#### [Direction]
Every line below that contains "OpenSSL" is to be copied.

::: Exercise data

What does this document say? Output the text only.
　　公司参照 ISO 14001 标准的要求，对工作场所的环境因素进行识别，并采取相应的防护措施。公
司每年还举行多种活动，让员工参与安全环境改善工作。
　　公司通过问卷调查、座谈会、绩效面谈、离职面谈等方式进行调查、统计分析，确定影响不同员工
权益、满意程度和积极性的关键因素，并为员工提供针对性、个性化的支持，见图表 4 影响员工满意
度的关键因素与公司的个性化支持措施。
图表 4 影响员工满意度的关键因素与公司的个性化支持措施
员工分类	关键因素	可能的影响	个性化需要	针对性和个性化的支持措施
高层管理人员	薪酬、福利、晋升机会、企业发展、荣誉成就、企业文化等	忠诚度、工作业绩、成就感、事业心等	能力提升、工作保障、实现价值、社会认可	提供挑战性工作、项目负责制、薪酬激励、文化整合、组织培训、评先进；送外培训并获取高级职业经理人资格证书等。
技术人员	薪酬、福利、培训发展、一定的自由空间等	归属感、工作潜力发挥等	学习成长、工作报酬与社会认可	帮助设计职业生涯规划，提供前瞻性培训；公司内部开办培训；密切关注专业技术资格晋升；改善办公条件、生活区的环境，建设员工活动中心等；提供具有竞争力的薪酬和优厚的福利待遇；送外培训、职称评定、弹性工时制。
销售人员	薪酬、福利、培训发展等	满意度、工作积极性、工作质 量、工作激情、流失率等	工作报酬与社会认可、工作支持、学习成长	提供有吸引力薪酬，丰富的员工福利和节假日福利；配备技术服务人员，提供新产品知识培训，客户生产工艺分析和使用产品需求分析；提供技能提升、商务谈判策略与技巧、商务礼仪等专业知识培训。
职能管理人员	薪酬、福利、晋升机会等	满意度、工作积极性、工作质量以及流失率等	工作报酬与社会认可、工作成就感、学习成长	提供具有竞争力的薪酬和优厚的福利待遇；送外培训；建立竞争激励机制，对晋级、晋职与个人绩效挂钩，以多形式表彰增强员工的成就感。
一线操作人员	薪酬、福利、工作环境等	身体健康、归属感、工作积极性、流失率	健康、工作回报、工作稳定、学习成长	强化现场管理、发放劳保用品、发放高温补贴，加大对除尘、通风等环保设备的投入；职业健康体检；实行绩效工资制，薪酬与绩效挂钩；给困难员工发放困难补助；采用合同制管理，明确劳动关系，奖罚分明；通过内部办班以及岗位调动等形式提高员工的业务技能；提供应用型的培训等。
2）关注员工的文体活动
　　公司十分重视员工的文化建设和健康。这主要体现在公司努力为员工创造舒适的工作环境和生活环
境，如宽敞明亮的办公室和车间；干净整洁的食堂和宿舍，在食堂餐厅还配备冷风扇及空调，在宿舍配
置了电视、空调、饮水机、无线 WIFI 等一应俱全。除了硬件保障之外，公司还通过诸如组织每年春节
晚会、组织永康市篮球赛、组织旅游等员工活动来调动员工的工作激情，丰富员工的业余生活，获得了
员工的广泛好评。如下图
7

::::::
::: Exercise data

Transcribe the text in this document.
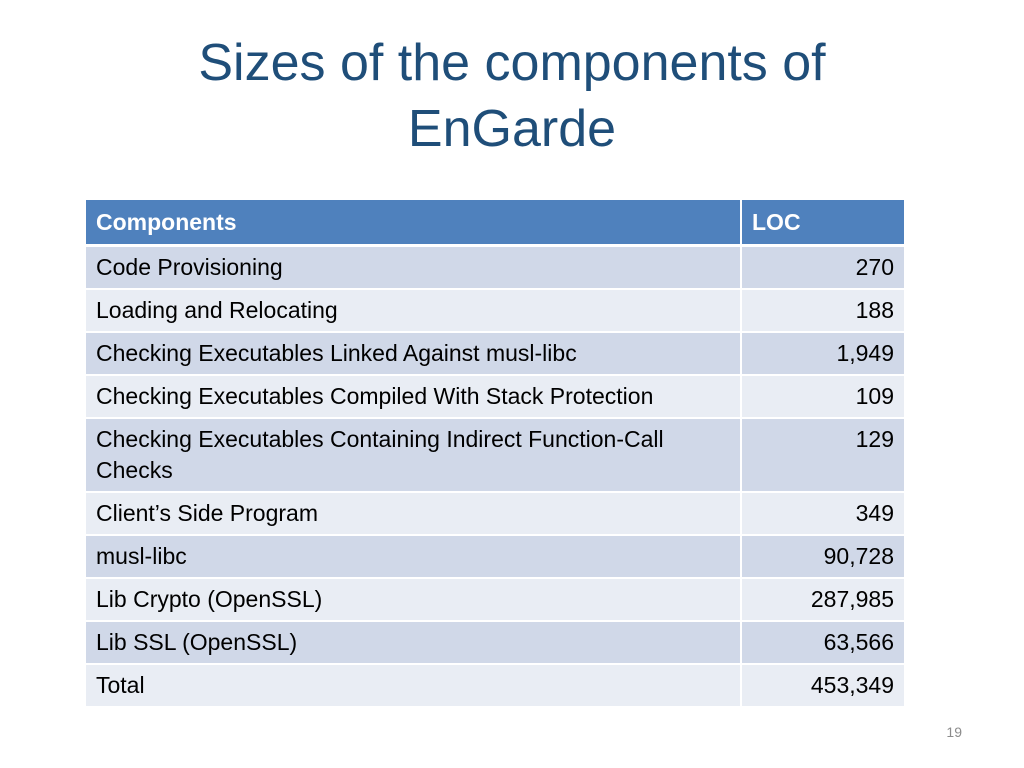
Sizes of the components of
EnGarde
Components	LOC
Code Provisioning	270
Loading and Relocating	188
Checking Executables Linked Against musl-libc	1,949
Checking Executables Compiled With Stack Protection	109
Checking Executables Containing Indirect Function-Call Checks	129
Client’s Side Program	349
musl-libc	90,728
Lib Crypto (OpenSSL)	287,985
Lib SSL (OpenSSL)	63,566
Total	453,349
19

::::::

#### [Solution to this task]
Lib Crypto (OpenSSL)	287,985
Lib SSL (OpenSSL)	63,566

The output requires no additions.